SOURCE DATA START

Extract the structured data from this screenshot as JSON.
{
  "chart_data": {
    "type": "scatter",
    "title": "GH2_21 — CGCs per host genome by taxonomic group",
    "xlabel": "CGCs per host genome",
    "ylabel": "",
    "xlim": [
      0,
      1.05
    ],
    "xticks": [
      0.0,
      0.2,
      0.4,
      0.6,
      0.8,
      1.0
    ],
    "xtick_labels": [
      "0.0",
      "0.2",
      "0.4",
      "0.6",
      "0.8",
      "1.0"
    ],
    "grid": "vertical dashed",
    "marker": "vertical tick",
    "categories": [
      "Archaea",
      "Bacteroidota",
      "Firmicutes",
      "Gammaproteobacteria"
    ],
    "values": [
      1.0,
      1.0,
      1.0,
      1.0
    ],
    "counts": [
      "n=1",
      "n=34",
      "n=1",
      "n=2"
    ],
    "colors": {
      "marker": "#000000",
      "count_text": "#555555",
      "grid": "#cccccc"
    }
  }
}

SOURCE DATA END

### WHAT YOU NEED TO DO
Copy the whole listing above once more, character for character.

### FINISHED TASK
Extract the structured data from this screenshot as JSON.
{
  "chart_data": {
    "type": "scatter",
    "title": "GH2_21 — CGCs per host genome by taxonomic group",
    "xlabel": "CGCs per host genome",
    "ylabel": "",
    "xlim": [
      0,
      1.05
    ],
    "xticks": [
      0.0,
      0.2,
      0.4,
      0.6,
      0.8,
      1.0
    ],
    "xtick_labels": [
      "0.0",
      "0.2",
      "0.4",
      "0.6",
      "0.8",
      "1.0"
    ],
    "grid": "vertical dashed",
    "marker": "vertical tick",
    "categories": [
      "Archaea",
      "Bacteroidota",
      "Firmicutes",
      "Gammaproteobacteria"
    ],
    "values": [
      1.0,
      1.0,
      1.0,
      1.0
    ],
    "counts": [
      "n=1",
      "n=34",
      "n=1",
      "n=2"
    ],
    "colors": {
      "marker": "#000000",
      "count_text": "#555555",
      "grid": "#cccccc"
    }
  }
}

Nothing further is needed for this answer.